- _THE PROBLEM_
All of the entries need to be written out again, exactly as they are.

•••••

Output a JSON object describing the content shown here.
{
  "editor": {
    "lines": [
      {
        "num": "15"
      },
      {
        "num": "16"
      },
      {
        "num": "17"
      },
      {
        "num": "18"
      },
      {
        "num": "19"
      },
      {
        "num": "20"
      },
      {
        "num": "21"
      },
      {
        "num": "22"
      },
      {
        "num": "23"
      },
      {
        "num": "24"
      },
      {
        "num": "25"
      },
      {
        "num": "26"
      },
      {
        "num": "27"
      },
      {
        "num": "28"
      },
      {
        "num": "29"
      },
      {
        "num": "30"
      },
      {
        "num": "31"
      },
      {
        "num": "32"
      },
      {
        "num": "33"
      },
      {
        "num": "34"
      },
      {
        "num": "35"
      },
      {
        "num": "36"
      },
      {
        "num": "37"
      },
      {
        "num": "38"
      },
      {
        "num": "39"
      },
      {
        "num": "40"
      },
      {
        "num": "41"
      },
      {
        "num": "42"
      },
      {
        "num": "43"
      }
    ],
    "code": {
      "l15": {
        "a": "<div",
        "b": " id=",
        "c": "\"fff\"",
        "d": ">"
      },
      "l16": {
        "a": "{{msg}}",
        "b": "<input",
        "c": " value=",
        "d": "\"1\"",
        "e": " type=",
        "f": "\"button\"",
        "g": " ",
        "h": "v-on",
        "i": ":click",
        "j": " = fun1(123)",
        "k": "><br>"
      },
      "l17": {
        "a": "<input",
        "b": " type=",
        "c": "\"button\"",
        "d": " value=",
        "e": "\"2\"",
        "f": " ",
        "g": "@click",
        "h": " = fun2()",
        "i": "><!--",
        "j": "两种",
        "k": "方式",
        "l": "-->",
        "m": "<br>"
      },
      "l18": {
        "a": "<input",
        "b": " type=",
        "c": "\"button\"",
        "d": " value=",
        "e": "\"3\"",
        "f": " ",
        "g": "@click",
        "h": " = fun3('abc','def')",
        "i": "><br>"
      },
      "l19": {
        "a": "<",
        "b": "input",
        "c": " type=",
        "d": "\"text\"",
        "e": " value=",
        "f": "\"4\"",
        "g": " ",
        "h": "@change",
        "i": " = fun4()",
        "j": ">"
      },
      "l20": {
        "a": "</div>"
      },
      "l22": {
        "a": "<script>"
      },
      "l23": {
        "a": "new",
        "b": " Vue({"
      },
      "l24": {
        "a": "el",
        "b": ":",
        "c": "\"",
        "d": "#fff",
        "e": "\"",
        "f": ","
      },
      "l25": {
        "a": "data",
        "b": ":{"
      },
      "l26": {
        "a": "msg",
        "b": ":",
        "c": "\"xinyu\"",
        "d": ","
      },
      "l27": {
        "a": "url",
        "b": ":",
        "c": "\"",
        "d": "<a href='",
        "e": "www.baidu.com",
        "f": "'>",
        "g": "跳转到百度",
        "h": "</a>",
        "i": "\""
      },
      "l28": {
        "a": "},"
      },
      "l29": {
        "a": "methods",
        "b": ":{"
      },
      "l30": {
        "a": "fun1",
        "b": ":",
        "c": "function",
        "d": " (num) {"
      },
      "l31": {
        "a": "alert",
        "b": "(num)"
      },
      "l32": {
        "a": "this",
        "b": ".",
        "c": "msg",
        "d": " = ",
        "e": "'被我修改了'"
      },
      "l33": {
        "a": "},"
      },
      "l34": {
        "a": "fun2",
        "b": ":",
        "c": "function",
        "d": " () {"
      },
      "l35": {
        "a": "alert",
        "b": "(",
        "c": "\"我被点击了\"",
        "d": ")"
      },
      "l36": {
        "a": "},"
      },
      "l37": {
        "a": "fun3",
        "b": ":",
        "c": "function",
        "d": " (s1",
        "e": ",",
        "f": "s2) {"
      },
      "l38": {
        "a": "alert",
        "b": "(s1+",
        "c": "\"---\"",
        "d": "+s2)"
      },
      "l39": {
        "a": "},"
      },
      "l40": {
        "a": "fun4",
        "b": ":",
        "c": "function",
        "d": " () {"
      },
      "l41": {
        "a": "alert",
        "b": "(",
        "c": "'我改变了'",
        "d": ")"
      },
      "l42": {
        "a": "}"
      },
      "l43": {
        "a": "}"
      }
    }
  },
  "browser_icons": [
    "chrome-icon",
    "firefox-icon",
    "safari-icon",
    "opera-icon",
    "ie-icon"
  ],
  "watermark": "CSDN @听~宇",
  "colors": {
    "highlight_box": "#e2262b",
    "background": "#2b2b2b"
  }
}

•••••

- _PROBLEM SOLUTION_
Output a JSON object describing the content shown here.
{
  "editor": {
    "lines": [
      {
        "num": "15"
      },
      {
        "num": "16"
      },
      {
        "num": "17"
      },
      {
        "num": "18"
      },
      {
        "num": "19"
      },
      {
        "num": "20"
      },
      {
        "num": "21"
      },
      {
        "num": "22"
      },
      {
        "num": "23"
      },
      {
        "num": "24"
      },
      {
        "num": "25"
      },
      {
        "num": "26"
      },
      {
        "num": "27"
      },
      {
        "num": "28"
      },
      {
        "num": "29"
      },
      {
        "num": "30"
      },
      {
        "num": "31"
      },
      {
        "num": "32"
      },
      {
        "num": "33"
      },
      {
        "num": "34"
      },
      {
        "num": "35"
      },
      {
        "num": "36"
      },
      {
        "num": "37"
      },
      {
        "num": "38"
      },
      {
        "num": "39"
      },
      {
        "num": "40"
      },
      {
        "num": "41"
      },
      {
        "num": "42"
      },
      {
        "num": "43"
      }
    ],
    "code": {
      "l15": {
        "a": "<div",
        "b": " id=",
        "c": "\"fff\"",
        "d": ">"
      },
      "l16": {
        "a": "{{msg}}",
        "b": "<input",
        "c": " value=",
        "d": "\"1\"",
        "e": " type=",
        "f": "\"button\"",
        "g": " ",
        "h": "v-on",
        "i": ":click",
        "j": " = fun1(123)",
        "k": "><br>"
      },
      "l17": {
        "a": "<input",
        "b": " type=",
        "c": "\"button\"",
        "d": " value=",
        "e": "\"2\"",
        "f": " ",
        "g": "@click",
        "h": " = fun2()",
        "i": "><!--",
        "j": "两种",
        "k": "方式",
        "l": "-->",
        "m": "<br>"
      },
      "l18": {
        "a": "<input",
        "b": " type=",
        "c": "\"button\"",
        "d": " value=",
        "e": "\"3\"",
        "f": " ",
        "g": "@click",
        "h": " = fun3('abc','def')",
        "i": "><br>"
      },
      "l19": {
        "a": "<",
        "b": "input",
        "c": " type=",
        "d": "\"text\"",
        "e": " value=",
        "f": "\"4\"",
        "g": " ",
        "h": "@change",
        "i": " = fun4()",
        "j": ">"
      },
      "l20": {
        "a": "</div>"
      },
      "l22": {
        "a": "<script>"
      },
      "l23": {
        "a": "new",
        "b": " Vue({"
      },
      "l24": {
        "a": "el",
        "b": ":",
        "c": "\"",
        "d": "#fff",
        "e": "\"",
        "f": ","
      },
      "l25": {
        "a": "data",
        "b": ":{"
      },
      "l26": {
        "a": "msg",
        "b": ":",
        "c": "\"xinyu\"",
        "d": ","
      },
      "l27": {
        "a": "url",
        "b": ":",
        "c": "\"",
        "d": "<a href='",
        "e": "www.baidu.com",
        "f": "'>",
        "g": "跳转到百度",
        "h": "</a>",
        "i": "\""
      },
      "l28": {
        "a": "},"
      },
      "l29": {
        "a": "methods",
        "b": ":{"
      },
      "l30": {
        "a": "fun1",
        "b": ":",
        "c": "function",
        "d": " (num) {"
      },
      "l31": {
        "a": "alert",
        "b": "(num)"
      },
      "l32": {
        "a": "this",
        "b": ".",
        "c": "msg",
        "d": " = ",
        "e": "'被我修改了'"
      },
      "l33": {
        "a": "},"
      },
      "l34": {
        "a": "fun2",
        "b": ":",
        "c": "function",
        "d": " () {"
      },
      "l35": {
        "a": "alert",
        "b": "(",
        "c": "\"我被点击了\"",
        "d": ")"
      },
      "l36": {
        "a": "},"
      },
      "l37": {
        "a": "fun3",
        "b": ":",
        "c": "function",
        "d": " (s1",
        "e": ",",
        "f": "s2) {"
      },
      "l38": {
        "a": "alert",
        "b": "(s1+",
        "c": "\"---\"",
        "d": "+s2)"
      },
      "l39": {
        "a": "},"
      },
      "l40": {
        "a": "fun4",
        "b": ":",
        "c": "function",
        "d": " () {"
      },
      "l41": {
        "a": "alert",
        "b": "(",
        "c": "'我改变了'",
        "d": ")"
      },
      "l42": {
        "a": "}"
      },
      "l43": {
        "a": "}"
      }
    }
  },
  "browser_icons": [
    "chrome-icon",
    "firefox-icon",
    "safari-icon",
    "opera-icon",
    "ie-icon"
  ],
  "watermark": "CSDN @听~宇",
  "colors": {
    "highlight_box": "#e2262b",
    "background": "#2b2b2b"
  }
}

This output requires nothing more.